## begin Task inputs
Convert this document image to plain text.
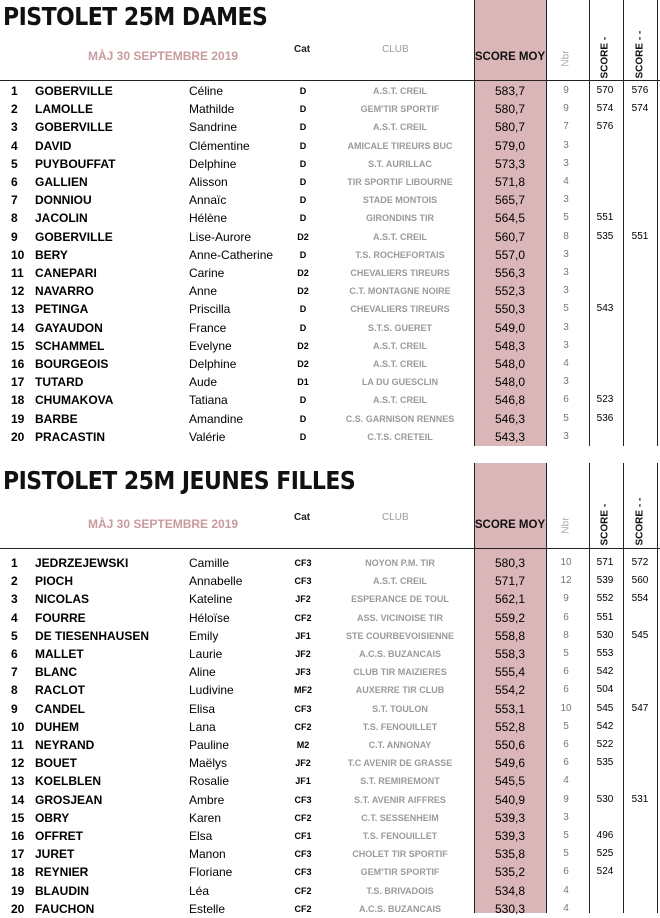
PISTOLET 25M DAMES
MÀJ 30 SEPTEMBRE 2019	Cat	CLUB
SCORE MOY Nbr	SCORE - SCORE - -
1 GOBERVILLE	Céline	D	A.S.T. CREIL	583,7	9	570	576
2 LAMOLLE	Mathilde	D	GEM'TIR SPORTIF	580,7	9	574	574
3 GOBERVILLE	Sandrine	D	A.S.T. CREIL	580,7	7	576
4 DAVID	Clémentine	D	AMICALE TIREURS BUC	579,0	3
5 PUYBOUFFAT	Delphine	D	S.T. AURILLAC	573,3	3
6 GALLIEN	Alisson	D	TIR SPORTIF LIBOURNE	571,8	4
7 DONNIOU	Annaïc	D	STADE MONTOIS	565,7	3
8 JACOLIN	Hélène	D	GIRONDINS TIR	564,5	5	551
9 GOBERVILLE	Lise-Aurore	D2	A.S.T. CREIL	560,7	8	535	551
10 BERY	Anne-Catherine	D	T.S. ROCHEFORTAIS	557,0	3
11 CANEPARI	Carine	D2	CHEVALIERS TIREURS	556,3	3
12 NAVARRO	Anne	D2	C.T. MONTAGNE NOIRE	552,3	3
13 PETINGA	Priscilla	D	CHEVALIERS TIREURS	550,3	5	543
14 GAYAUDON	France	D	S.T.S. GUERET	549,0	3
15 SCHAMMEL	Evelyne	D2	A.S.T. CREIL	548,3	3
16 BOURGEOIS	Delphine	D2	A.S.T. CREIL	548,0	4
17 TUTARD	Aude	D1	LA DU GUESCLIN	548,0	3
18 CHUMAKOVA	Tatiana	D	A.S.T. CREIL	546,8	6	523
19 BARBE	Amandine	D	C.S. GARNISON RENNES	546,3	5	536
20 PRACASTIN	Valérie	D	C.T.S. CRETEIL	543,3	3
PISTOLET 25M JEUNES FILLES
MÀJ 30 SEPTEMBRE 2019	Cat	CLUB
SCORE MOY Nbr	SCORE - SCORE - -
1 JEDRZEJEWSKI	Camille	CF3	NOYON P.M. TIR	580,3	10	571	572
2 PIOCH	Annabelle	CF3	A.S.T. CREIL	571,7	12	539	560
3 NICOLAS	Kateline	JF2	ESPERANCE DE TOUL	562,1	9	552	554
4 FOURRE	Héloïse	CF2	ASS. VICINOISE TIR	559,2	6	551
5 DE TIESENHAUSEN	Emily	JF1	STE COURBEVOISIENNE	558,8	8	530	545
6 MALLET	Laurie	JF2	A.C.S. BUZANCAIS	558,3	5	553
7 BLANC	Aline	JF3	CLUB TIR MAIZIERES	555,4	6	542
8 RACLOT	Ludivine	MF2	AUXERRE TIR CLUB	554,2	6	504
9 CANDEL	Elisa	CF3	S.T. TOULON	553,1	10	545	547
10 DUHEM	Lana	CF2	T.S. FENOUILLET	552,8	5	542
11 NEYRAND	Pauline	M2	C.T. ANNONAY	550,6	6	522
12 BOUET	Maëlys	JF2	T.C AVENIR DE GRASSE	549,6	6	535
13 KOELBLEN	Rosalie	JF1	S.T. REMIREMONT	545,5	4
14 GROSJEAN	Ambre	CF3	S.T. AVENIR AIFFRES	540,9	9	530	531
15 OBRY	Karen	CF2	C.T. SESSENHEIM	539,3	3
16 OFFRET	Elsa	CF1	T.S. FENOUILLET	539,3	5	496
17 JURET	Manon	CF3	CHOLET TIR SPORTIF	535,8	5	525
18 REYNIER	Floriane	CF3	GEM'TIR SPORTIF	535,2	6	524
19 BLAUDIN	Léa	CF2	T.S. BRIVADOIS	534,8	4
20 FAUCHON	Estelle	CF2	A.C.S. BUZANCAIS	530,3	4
## end Task inputs
Search the data above for the string "PISTOLET" and copy each line that has it.

PISTOLET 25M DAMES
PISTOLET 25M JEUNES FILLES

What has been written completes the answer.